** start ENTRIES SUPPLIED **

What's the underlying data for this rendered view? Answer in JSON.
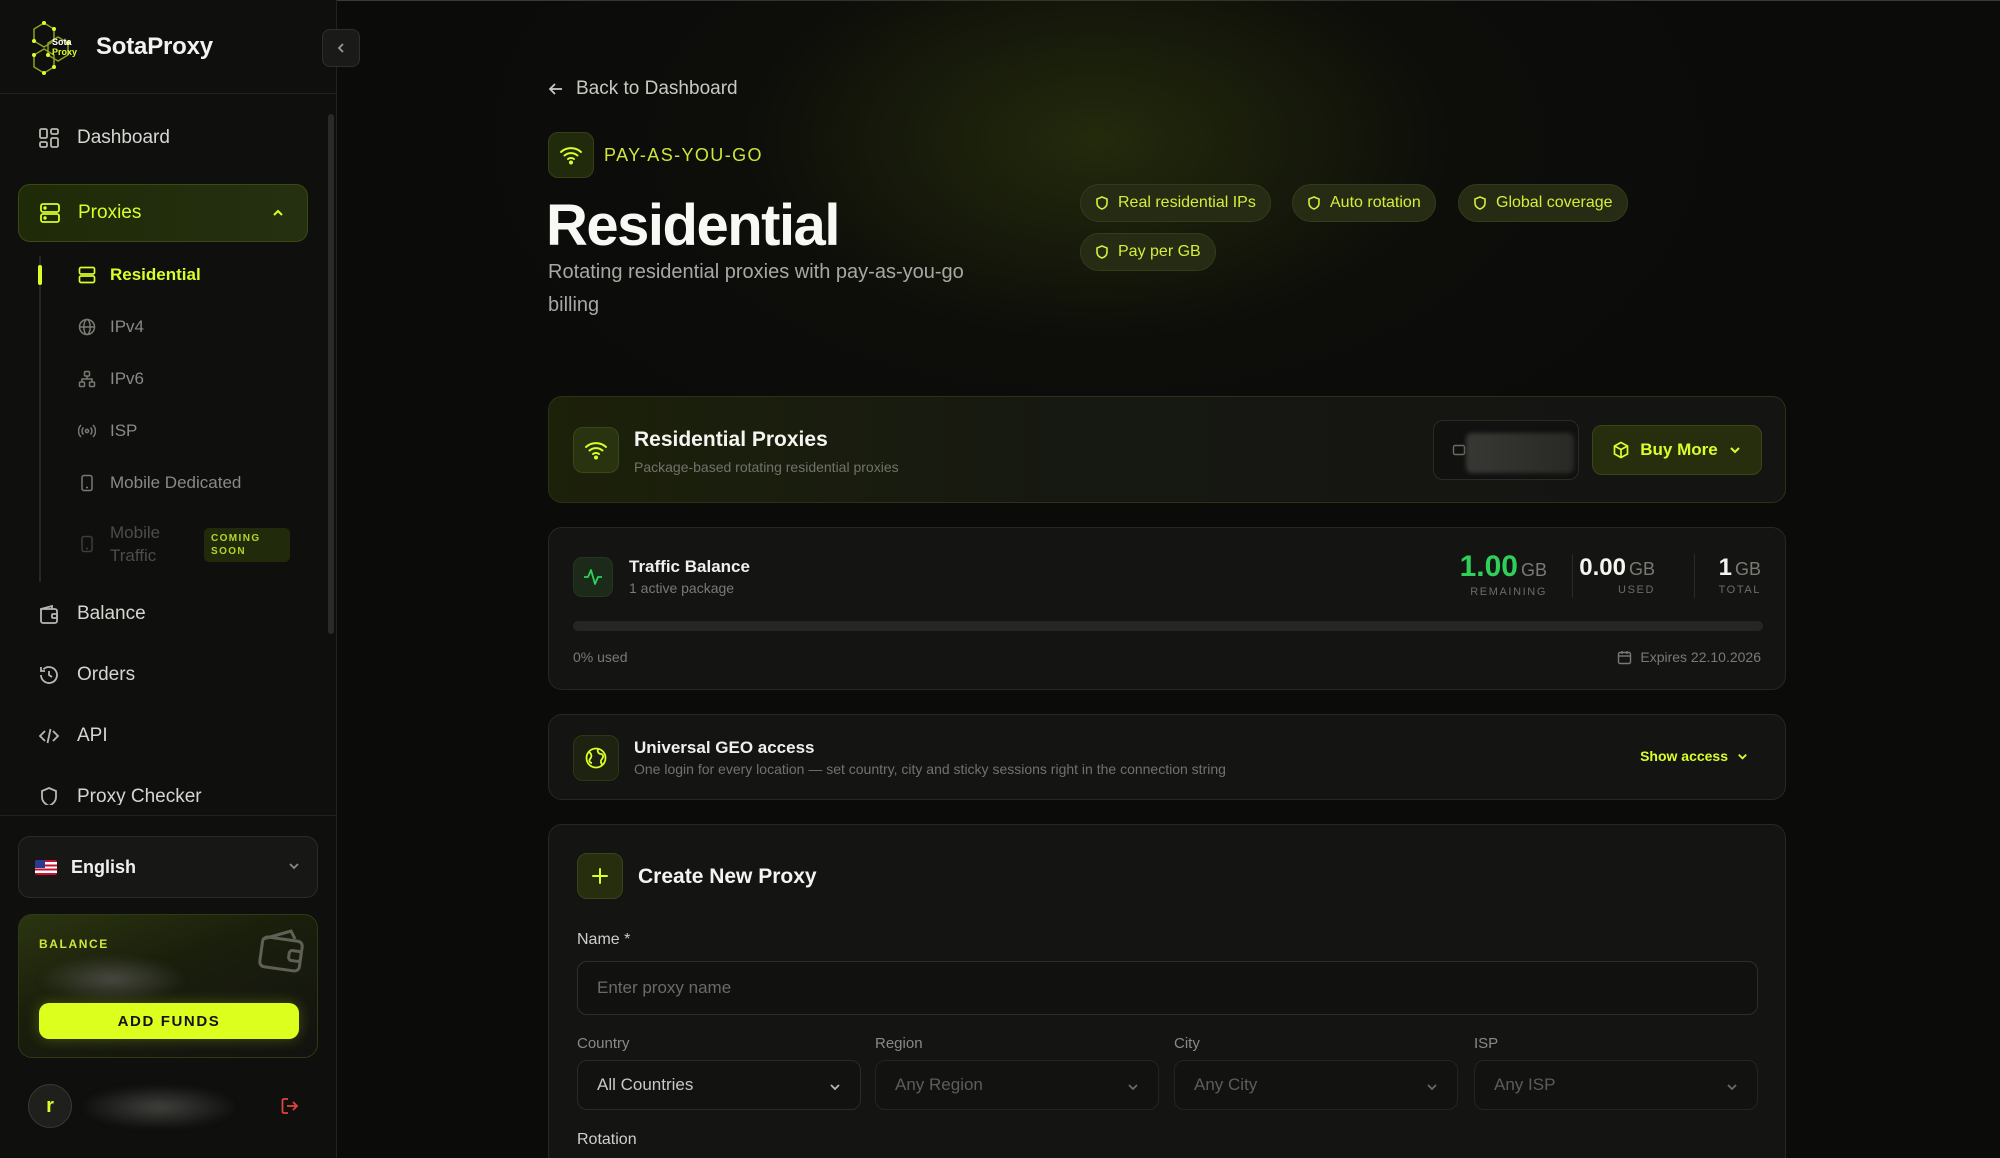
{
  "sidebar": {
    "brand_name": "SotaProxy",
    "logo_text_1": "Sota",
    "logo_text_2": "Proxy",
    "nav": {
      "dashboard": "Dashboard",
      "proxies": "Proxies",
      "balance": "Balance",
      "orders": "Orders",
      "api": "API",
      "proxy_checker": "Proxy Checker"
    },
    "subnav": {
      "residential": "Residential",
      "ipv4": "IPv4",
      "ipv6": "IPv6",
      "isp": "ISP",
      "mobile_dedicated": "Mobile Dedicated",
      "mobile_traffic_1": "Mobile",
      "mobile_traffic_2": "Traffic",
      "coming_1": "COMING",
      "coming_2": "SOON"
    },
    "language": "English",
    "balance_label": "BALANCE",
    "add_funds": "ADD FUNDS",
    "user_initial": "r"
  },
  "main": {
    "back_label": "Back to Dashboard",
    "tag": "PAY-AS-YOU-GO",
    "title": "Residential",
    "subtitle": "Rotating residential proxies with pay-as-you-go billing",
    "features": [
      "Real residential IPs",
      "Auto rotation",
      "Global coverage",
      "Pay per GB"
    ],
    "header_card": {
      "title": "Residential Proxies",
      "subtitle": "Package-based rotating residential proxies",
      "buy_more": "Buy More"
    },
    "traffic": {
      "title": "Traffic Balance",
      "subtitle": "1 active package",
      "remaining_value": "1.00",
      "remaining_unit": "GB",
      "remaining_label": "REMAINING",
      "used_value": "0.00",
      "used_unit": "GB",
      "used_label": "USED",
      "total_value": "1",
      "total_unit": "GB",
      "total_label": "TOTAL",
      "used_fraction": 0,
      "used_text": "0% used",
      "expires": "Expires 22.10.2026"
    },
    "geo": {
      "title": "Universal GEO access",
      "subtitle": "One login for every location — set country, city and sticky sessions right in the connection string",
      "show": "Show access"
    },
    "create": {
      "title": "Create New Proxy",
      "name_label": "Name *",
      "name_placeholder": "Enter proxy name",
      "country_label": "Country",
      "country_value": "All Countries",
      "region_label": "Region",
      "region_value": "Any Region",
      "city_label": "City",
      "city_value": "Any City",
      "isp_label": "ISP",
      "isp_value": "Any ISP",
      "rotation_label": "Rotation"
    }
  },
  "colors": {
    "accent": "#d8ff2a",
    "success": "#2fd05a",
    "background": "#0b0b0a",
    "danger": "#e0443c"
  }
}
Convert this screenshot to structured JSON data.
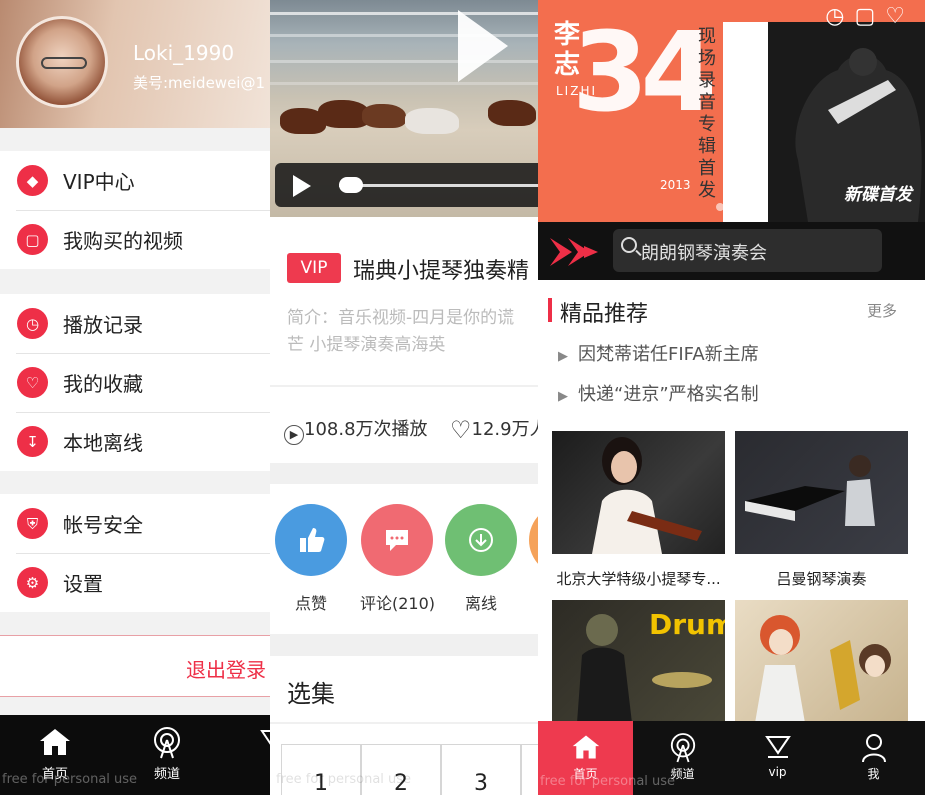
{
  "panel1": {
    "profile": {
      "username": "Loki_1990",
      "meipai_id": "美号:meidewei@1"
    },
    "menu_group1": [
      {
        "label": "VIP中心",
        "icon": "diamond-icon"
      },
      {
        "label": "我购买的视频",
        "icon": "ticket-icon"
      }
    ],
    "menu_group2": [
      {
        "label": "播放记录",
        "icon": "clock-icon"
      },
      {
        "label": "我的收藏",
        "icon": "heart-icon"
      },
      {
        "label": "本地离线",
        "icon": "download-icon"
      }
    ],
    "menu_group3": [
      {
        "label": "帐号安全",
        "icon": "shield-icon"
      },
      {
        "label": "设置",
        "icon": "gear-icon"
      }
    ],
    "logout_label": "退出登录",
    "tabbar": {
      "home": "首页",
      "channel": "频道"
    },
    "watermark": "free for personal use"
  },
  "panel2": {
    "vip_badge": "VIP",
    "title": "瑞典小提琴独奏精",
    "intro_line1": "简介：音乐视频-四月是你的谎",
    "intro_line2": "芒 小提琴演奏高海英",
    "plays": "108.8万次播放",
    "likes": "12.9万人",
    "actions": [
      {
        "label": "点赞",
        "icon": "thumbs-up-icon",
        "color": "#4a9be0"
      },
      {
        "label": "评论(210)",
        "icon": "comment-icon",
        "color": "#f06a72"
      },
      {
        "label": "离线",
        "icon": "download-icon",
        "color": "#6fbf73"
      }
    ],
    "episodes_title": "选集",
    "episodes": [
      "1",
      "2",
      "3"
    ],
    "watermark": "free for personal use"
  },
  "panel3": {
    "banner": {
      "artist": "李志",
      "latin": "LIZHI",
      "number": "34",
      "vertical_text": "现场录音专辑首发",
      "year": "2013",
      "tag": "新碟首发"
    },
    "search_placeholder": "朗朗钢琴演奏会",
    "recommend_title": "精品推荐",
    "more_label": "更多",
    "news": [
      "因梵蒂诺任FIFA新主席",
      "快递“进京”严格实名制"
    ],
    "cards": [
      {
        "caption": "北京大学特级小提琴专..."
      },
      {
        "caption": "吕曼钢琴演奏"
      }
    ],
    "drums_text": "Drums",
    "tabbar": {
      "home": "首页",
      "channel": "频道",
      "vip": "vip",
      "me": "我"
    },
    "watermark": "free for personal use",
    "colors": {
      "accent": "#ee3a4f",
      "banner": "#f36e4e"
    }
  }
}
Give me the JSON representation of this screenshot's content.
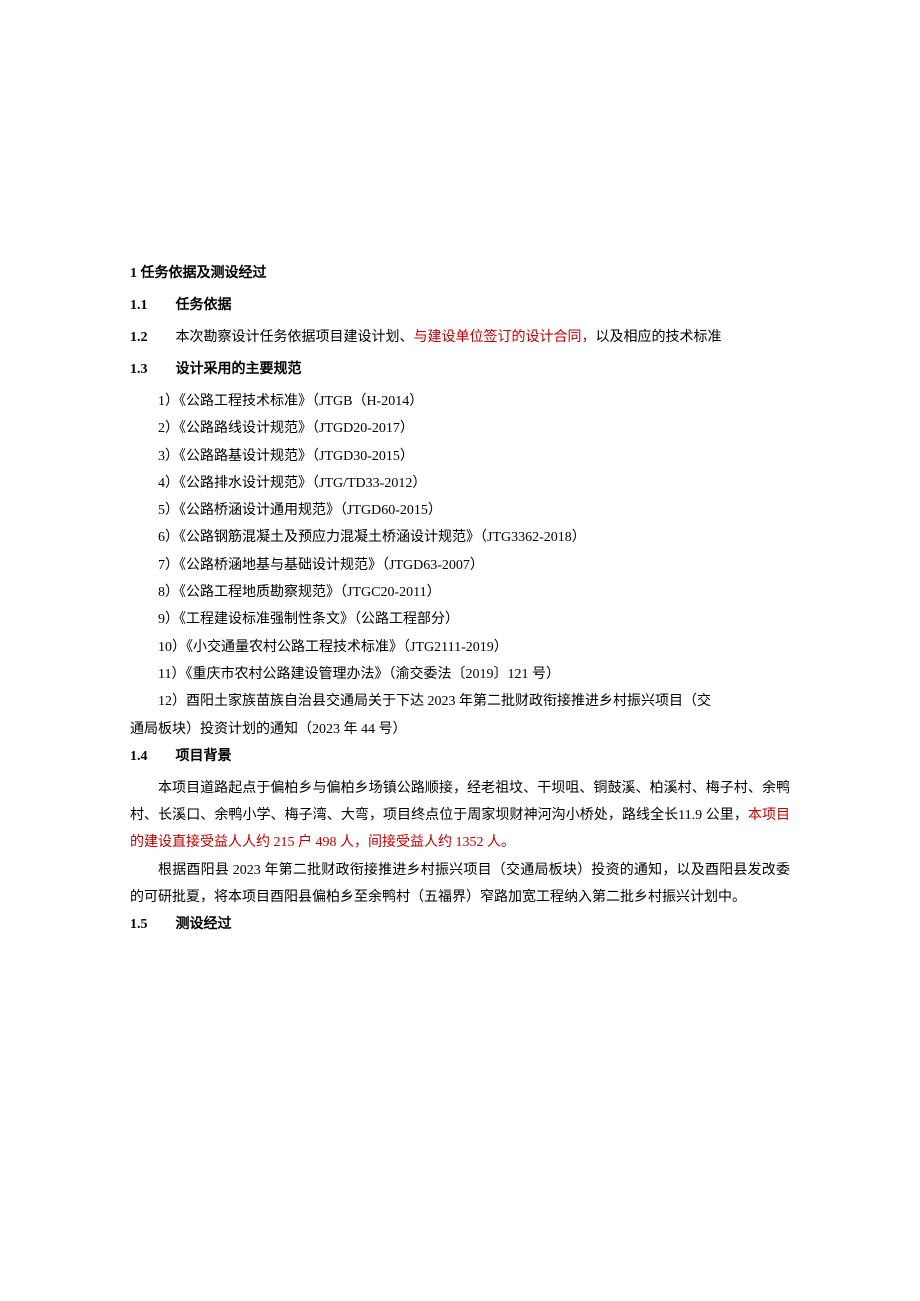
{
  "section1": {
    "title": "1 任务依据及测设经过",
    "sub1": {
      "num": "1.1",
      "label": "任务依据"
    },
    "sub2": {
      "num": "1.2",
      "text_a": "本次勘察设计任务依据项目建设计划、",
      "text_red": "与建设单位签订的设计合同，",
      "text_b": "以及相应的技术标准"
    },
    "sub3": {
      "num": "1.3",
      "label": "设计采用的主要规范",
      "items": [
        "1）《公路工程技术标准》（JTGB（H-2014）",
        "2）《公路路线设计规范》（JTGD20-2017）",
        "3）《公路路基设计规范》（JTGD30-2015）",
        "4）《公路排水设计规范》（JTG/TD33-2012）",
        "5）《公路桥涵设计通用规范》（JTGD60-2015）",
        "6）《公路钢筋混凝土及预应力混凝土桥涵设计规范》（JTG3362-2018）",
        "7）《公路桥涵地基与基础设计规范》（JTGD63-2007）",
        "8）《公路工程地质勘察规范》（JTGC20-2011）",
        "9）《工程建设标准强制性条文》（公路工程部分）",
        "10）《小交通量农村公路工程技术标准》（JTG2111-2019）",
        "11）《重庆市农村公路建设管理办法》（渝交委法〔2019〕121 号）"
      ],
      "item12_a": "12）酉阳土家族苗族自治县交通局关于下达 2023 年第二批财政衔接推进乡村振兴项目（交",
      "item12_b": "通局板块）投资计划的通知（2023 年 44 号）"
    },
    "sub4": {
      "num": "1.4",
      "label": "项目背景",
      "p1_a": "本项目道路起点于偏柏乡与偏柏乡场镇公路顺接，经老祖坟、干坝咀、铜鼓溪、柏溪村、梅子村、余鸭村、长溪口、余鸭小学、梅子湾、大弯，项目终点位于周家坝财神河沟小桥处，路线全长11.9 公里，",
      "p1_red": "本项目的建设直接受益人人约 215 户 498 人，间接受益人约 1352 人。",
      "p2": "根据酉阳县 2023 年第二批财政衔接推进乡村振兴项目（交通局板块）投资的通知，以及酉阳县发改委的可研批夏，将本项目酉阳县偏柏乡至余鸭村（五福界）窄路加宽工程纳入第二批乡村振兴计划中。"
    },
    "sub5": {
      "num": "1.5",
      "label": "测设经过"
    }
  }
}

** end ENTRIES SUPPLIED **

EXERCISE PROMPT: Reproduce the entries above without change, omitting all pictures.

RESPONSE TO THE EXERCISE:
What's the underlying data for this rendered view? Answer in JSON.
{
  "sidebar": {
    "brand_name": "SotaProxy",
    "logo_text_1": "Sota",
    "logo_text_2": "Proxy",
    "nav": {
      "dashboard": "Dashboard",
      "proxies": "Proxies",
      "balance": "Balance",
      "orders": "Orders",
      "api": "API",
      "proxy_checker": "Proxy Checker"
    },
    "subnav": {
      "residential": "Residential",
      "ipv4": "IPv4",
      "ipv6": "IPv6",
      "isp": "ISP",
      "mobile_dedicated": "Mobile Dedicated",
      "mobile_traffic_1": "Mobile",
      "mobile_traffic_2": "Traffic",
      "coming_1": "COMING",
      "coming_2": "SOON"
    },
    "language": "English",
    "balance_label": "BALANCE",
    "add_funds": "ADD FUNDS",
    "user_initial": "r"
  },
  "main": {
    "back_label": "Back to Dashboard",
    "tag": "PAY-AS-YOU-GO",
    "title": "Residential",
    "subtitle": "Rotating residential proxies with pay-as-you-go billing",
    "features": [
      "Real residential IPs",
      "Auto rotation",
      "Global coverage",
      "Pay per GB"
    ],
    "header_card": {
      "title": "Residential Proxies",
      "subtitle": "Package-based rotating residential proxies",
      "buy_more": "Buy More"
    },
    "traffic": {
      "title": "Traffic Balance",
      "subtitle": "1 active package",
      "remaining_value": "1.00",
      "remaining_unit": "GB",
      "remaining_label": "REMAINING",
      "used_value": "0.00",
      "used_unit": "GB",
      "used_label": "USED",
      "total_value": "1",
      "total_unit": "GB",
      "total_label": "TOTAL",
      "used_fraction": 0,
      "used_text": "0% used",
      "expires": "Expires 22.10.2026"
    },
    "geo": {
      "title": "Universal GEO access",
      "subtitle": "One login for every location — set country, city and sticky sessions right in the connection string",
      "show": "Show access"
    },
    "create": {
      "title": "Create New Proxy",
      "name_label": "Name *",
      "name_placeholder": "Enter proxy name",
      "country_label": "Country",
      "country_value": "All Countries",
      "region_label": "Region",
      "region_value": "Any Region",
      "city_label": "City",
      "city_value": "Any City",
      "isp_label": "ISP",
      "isp_value": "Any ISP",
      "rotation_label": "Rotation"
    }
  },
  "colors": {
    "accent": "#d8ff2a",
    "success": "#2fd05a",
    "background": "#0b0b0a",
    "danger": "#e0443c"
  }
}
Convert this screenshot to structured JSON data.
{
  "panel1": {
    "profile": {
      "username": "Loki_1990",
      "meipai_id": "美号:meidewei@1"
    },
    "menu_group1": [
      {
        "label": "VIP中心",
        "icon": "diamond-icon"
      },
      {
        "label": "我购买的视频",
        "icon": "ticket-icon"
      }
    ],
    "menu_group2": [
      {
        "label": "播放记录",
        "icon": "clock-icon"
      },
      {
        "label": "我的收藏",
        "icon": "heart-icon"
      },
      {
        "label": "本地离线",
        "icon": "download-icon"
      }
    ],
    "menu_group3": [
      {
        "label": "帐号安全",
        "icon": "shield-icon"
      },
      {
        "label": "设置",
        "icon": "gear-icon"
      }
    ],
    "logout_label": "退出登录",
    "tabbar": {
      "home": "首页",
      "channel": "频道"
    },
    "watermark": "free for personal use"
  },
  "panel2": {
    "vip_badge": "VIP",
    "title": "瑞典小提琴独奏精",
    "intro_line1": "简介：音乐视频-四月是你的谎",
    "intro_line2": "芒 小提琴演奏高海英",
    "plays": "108.8万次播放",
    "likes": "12.9万人",
    "actions": [
      {
        "label": "点赞",
        "icon": "thumbs-up-icon",
        "color": "#4a9be0"
      },
      {
        "label": "评论(210)",
        "icon": "comment-icon",
        "color": "#f06a72"
      },
      {
        "label": "离线",
        "icon": "download-icon",
        "color": "#6fbf73"
      }
    ],
    "episodes_title": "选集",
    "episodes": [
      "1",
      "2",
      "3"
    ],
    "watermark": "free for personal use"
  },
  "panel3": {
    "banner": {
      "artist": "李志",
      "latin": "LIZHI",
      "number": "34",
      "vertical_text": "现场录音专辑首发",
      "year": "2013",
      "tag": "新碟首发"
    },
    "search_placeholder": "朗朗钢琴演奏会",
    "recommend_title": "精品推荐",
    "more_label": "更多",
    "news": [
      "因梵蒂诺任FIFA新主席",
      "快递“进京”严格实名制"
    ],
    "cards": [
      {
        "caption": "北京大学特级小提琴专..."
      },
      {
        "caption": "吕曼钢琴演奏"
      }
    ],
    "drums_text": "Drums",
    "tabbar": {
      "home": "首页",
      "channel": "频道",
      "vip": "vip",
      "me": "我"
    },
    "watermark": "free for personal use",
    "colors": {
      "accent": "#ee3a4f",
      "banner": "#f36e4e"
    }
  }
}
Give me the JSON representation of this screenshot's content.
{
  "section1": {
    "title": "1 任务依据及测设经过",
    "sub1": {
      "num": "1.1",
      "label": "任务依据"
    },
    "sub2": {
      "num": "1.2",
      "text_a": "本次勘察设计任务依据项目建设计划、",
      "text_red": "与建设单位签订的设计合同，",
      "text_b": "以及相应的技术标准"
    },
    "sub3": {
      "num": "1.3",
      "label": "设计采用的主要规范",
      "items": [
        "1）《公路工程技术标准》（JTGB（H-2014）",
        "2）《公路路线设计规范》（JTGD20-2017）",
        "3）《公路路基设计规范》（JTGD30-2015）",
        "4）《公路排水设计规范》（JTG/TD33-2012）",
        "5）《公路桥涵设计通用规范》（JTGD60-2015）",
        "6）《公路钢筋混凝土及预应力混凝土桥涵设计规范》（JTG3362-2018）",
        "7）《公路桥涵地基与基础设计规范》（JTGD63-2007）",
        "8）《公路工程地质勘察规范》（JTGC20-2011）",
        "9）《工程建设标准强制性条文》（公路工程部分）",
        "10）《小交通量农村公路工程技术标准》（JTG2111-2019）",
        "11）《重庆市农村公路建设管理办法》（渝交委法〔2019〕121 号）"
      ],
      "item12_a": "12）酉阳土家族苗族自治县交通局关于下达 2023 年第二批财政衔接推进乡村振兴项目（交",
      "item12_b": "通局板块）投资计划的通知（2023 年 44 号）"
    },
    "sub4": {
      "num": "1.4",
      "label": "项目背景",
      "p1_a": "本项目道路起点于偏柏乡与偏柏乡场镇公路顺接，经老祖坟、干坝咀、铜鼓溪、柏溪村、梅子村、余鸭村、长溪口、余鸭小学、梅子湾、大弯，项目终点位于周家坝财神河沟小桥处，路线全长11.9 公里，",
      "p1_red": "本项目的建设直接受益人人约 215 户 498 人，间接受益人约 1352 人。",
      "p2": "根据酉阳县 2023 年第二批财政衔接推进乡村振兴项目（交通局板块）投资的通知，以及酉阳县发改委的可研批夏，将本项目酉阳县偏柏乡至余鸭村（五福界）窄路加宽工程纳入第二批乡村振兴计划中。"
    },
    "sub5": {
      "num": "1.5",
      "label": "测设经过"
    }
  }
}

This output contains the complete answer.